Stated exercise 1: In the records, copy without changes every line from the one containing "y-right-axis-label: Detection probability" through the one containing "snr-annotation: SNR=12.211332321166992 [230, 105, 525, 129]", including both of those lines.

Excerpt:
# The perfect gift, a 2 speed motorized Pier Cart



## Scrapple (Mar 10, 2007)

At last! How did we survive without it? Factory made motorized pier cart on display at Nags Head Fishing Pier pier house.


----------



## Big EL (Apr 8, 2002)

Where's the seat??

><))))*>


----------



## BrentH (Jul 25, 2011)

I can only imagine how ridiculously expensive that thing is...


----------



## Scrapple (Mar 10, 2007)

BrentH said:


> I can only imagine how ridiculously expensive that thing is...


It can be yours for only $499.00 Another version of it will be on the new Outdoor Channel show "Pimp My Pier Cart".


----------



## ReelKingin (Aug 3, 2009)

i have stage 4 heart failure..something like this would be awesome to cart my king stuff to the tee....BUT for that amount of $ I'll keep the wife busy


----------



## WNYBob (Aug 16, 2011)

If it had front tires like the back, do you suppose it would get you across the beach and be exempt from no motor vehicles on the beach laws?? LOL


----------



## smacks fanatic (Oct 16, 2010)

Excerpted data:

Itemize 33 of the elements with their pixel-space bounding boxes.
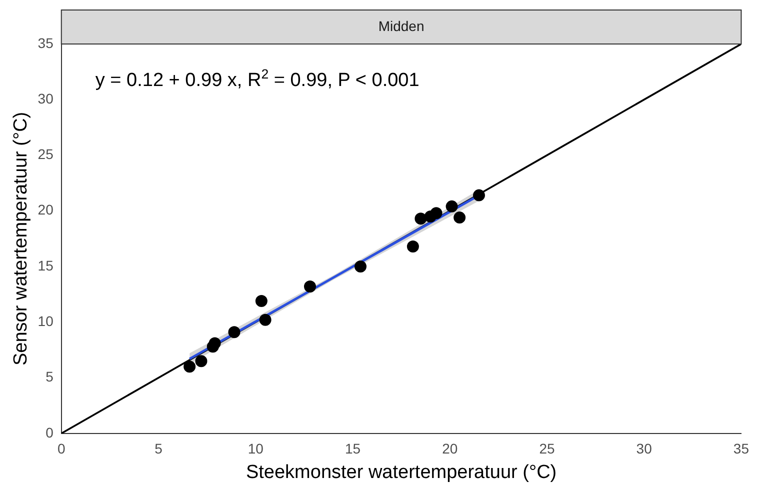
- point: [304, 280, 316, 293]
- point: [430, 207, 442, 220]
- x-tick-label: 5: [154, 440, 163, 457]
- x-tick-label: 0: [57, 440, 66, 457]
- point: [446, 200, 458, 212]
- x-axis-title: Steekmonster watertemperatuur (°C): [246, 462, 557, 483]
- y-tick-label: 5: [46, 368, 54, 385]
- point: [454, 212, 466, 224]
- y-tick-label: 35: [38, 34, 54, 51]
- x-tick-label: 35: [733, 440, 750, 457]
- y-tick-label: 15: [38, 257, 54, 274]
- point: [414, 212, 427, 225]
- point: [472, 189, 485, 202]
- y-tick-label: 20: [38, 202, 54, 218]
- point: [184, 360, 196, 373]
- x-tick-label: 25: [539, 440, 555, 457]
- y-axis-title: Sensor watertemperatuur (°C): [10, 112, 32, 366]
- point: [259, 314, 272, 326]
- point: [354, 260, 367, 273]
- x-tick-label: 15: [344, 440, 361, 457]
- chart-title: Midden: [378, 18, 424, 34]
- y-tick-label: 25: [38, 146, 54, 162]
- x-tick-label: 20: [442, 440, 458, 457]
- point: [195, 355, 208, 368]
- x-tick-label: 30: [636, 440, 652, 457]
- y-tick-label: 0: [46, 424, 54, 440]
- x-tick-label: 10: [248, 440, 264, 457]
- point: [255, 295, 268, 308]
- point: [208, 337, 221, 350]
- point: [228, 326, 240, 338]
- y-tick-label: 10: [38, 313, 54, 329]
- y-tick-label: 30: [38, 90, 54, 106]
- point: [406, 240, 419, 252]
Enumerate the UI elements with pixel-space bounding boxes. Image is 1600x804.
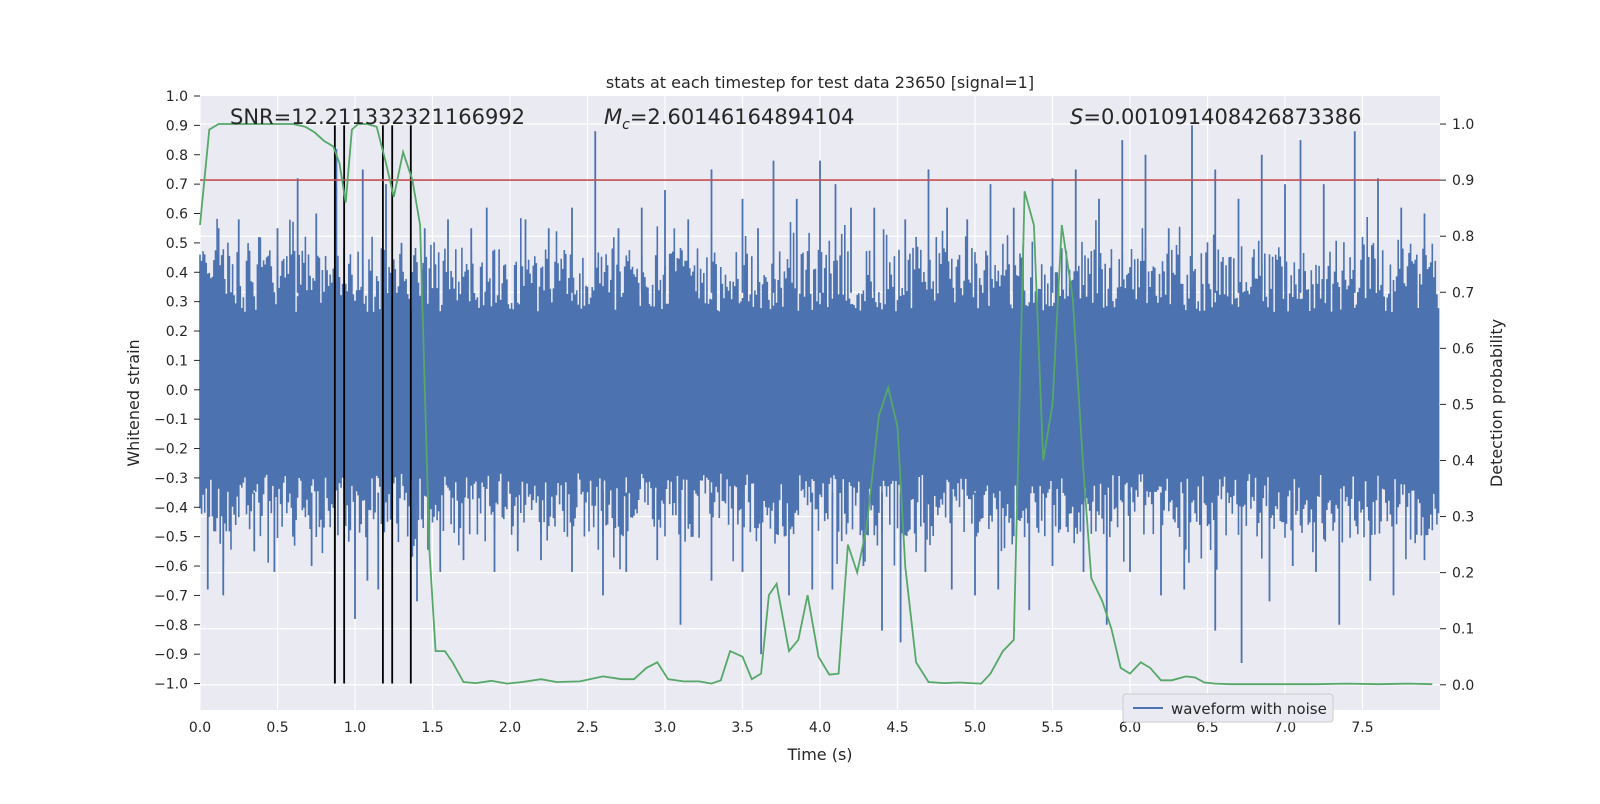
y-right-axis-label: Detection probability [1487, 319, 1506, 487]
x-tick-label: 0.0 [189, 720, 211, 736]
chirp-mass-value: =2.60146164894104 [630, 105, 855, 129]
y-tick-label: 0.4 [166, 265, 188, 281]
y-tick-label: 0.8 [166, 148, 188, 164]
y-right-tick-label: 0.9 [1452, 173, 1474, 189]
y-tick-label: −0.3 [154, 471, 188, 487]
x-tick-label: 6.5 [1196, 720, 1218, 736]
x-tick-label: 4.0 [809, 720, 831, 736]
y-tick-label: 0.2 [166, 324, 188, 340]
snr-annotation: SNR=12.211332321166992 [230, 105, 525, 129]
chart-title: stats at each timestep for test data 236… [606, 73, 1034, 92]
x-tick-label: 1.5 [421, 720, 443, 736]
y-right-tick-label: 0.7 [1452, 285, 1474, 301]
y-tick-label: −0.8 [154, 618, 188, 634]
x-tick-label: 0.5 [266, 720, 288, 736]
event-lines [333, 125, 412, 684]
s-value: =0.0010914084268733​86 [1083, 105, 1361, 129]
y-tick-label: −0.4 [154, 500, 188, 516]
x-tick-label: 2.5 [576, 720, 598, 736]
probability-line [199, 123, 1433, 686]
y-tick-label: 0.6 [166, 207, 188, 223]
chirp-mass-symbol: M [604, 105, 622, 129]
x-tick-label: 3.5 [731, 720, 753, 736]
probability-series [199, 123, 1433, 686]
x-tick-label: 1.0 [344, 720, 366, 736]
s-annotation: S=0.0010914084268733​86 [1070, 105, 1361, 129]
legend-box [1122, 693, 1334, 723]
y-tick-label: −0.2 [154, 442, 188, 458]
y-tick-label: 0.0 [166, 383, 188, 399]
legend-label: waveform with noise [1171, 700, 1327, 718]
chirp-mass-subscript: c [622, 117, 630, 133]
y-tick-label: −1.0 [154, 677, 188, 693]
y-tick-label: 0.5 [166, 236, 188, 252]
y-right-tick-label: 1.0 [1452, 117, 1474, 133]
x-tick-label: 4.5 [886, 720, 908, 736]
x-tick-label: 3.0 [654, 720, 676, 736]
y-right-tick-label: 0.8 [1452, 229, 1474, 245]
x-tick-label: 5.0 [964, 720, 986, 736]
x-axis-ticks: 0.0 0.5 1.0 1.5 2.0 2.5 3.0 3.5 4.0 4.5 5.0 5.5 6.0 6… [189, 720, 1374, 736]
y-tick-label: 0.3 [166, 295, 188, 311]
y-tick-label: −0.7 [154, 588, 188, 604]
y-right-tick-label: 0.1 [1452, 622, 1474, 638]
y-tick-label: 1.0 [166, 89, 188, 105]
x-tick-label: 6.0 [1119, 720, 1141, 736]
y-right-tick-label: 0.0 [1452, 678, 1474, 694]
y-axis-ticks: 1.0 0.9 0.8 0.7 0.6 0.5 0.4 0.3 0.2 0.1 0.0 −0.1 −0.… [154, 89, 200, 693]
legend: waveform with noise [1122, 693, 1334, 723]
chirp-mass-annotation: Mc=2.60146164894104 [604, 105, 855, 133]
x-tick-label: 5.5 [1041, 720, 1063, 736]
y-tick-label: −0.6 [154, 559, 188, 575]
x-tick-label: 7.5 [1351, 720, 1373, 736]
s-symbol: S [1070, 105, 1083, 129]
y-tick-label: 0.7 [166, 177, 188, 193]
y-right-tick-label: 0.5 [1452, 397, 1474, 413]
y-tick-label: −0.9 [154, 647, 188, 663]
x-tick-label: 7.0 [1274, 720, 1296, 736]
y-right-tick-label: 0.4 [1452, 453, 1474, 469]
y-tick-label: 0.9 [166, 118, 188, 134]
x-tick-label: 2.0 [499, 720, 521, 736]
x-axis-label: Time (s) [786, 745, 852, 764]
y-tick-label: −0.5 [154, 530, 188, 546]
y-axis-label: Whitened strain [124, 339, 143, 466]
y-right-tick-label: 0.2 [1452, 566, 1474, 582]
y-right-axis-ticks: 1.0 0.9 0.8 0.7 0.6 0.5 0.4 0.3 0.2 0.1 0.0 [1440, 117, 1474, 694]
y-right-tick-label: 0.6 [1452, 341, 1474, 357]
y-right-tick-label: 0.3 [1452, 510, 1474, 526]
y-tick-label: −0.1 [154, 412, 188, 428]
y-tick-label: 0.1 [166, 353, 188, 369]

Stated exercise 2:
Answer these questions about the pier cart thread.
(a) Where was the factory-made motorized pier cart on display?
(b) What price is given for the cart?
(c) What is the name of the new Outdoor Channel show that will feature another version of the cart?

Problem solution 1:
y-right-axis-label: Detection probability [1487, 319, 1506, 487]
x-tick-label: 0.0 [189, 720, 211, 736]
chirp-mass-value: =2.60146164894104 [630, 105, 855, 129]
y-tick-label: 0.4 [166, 265, 188, 281]
y-tick-label: 0.8 [166, 148, 188, 164]
y-right-tick-label: 0.9 [1452, 173, 1474, 189]
y-tick-label: −0.3 [154, 471, 188, 487]
x-tick-label: 6.5 [1196, 720, 1218, 736]
x-tick-label: 4.0 [809, 720, 831, 736]
y-tick-label: 0.2 [166, 324, 188, 340]
snr-annotation: SNR=12.211332321166992 [230, 105, 525, 129]

Problem solution 2:
(a) At the Nags Head Fishing Pier pier house.
(b) $499.00.
(c) "Pimp My Pier Cart".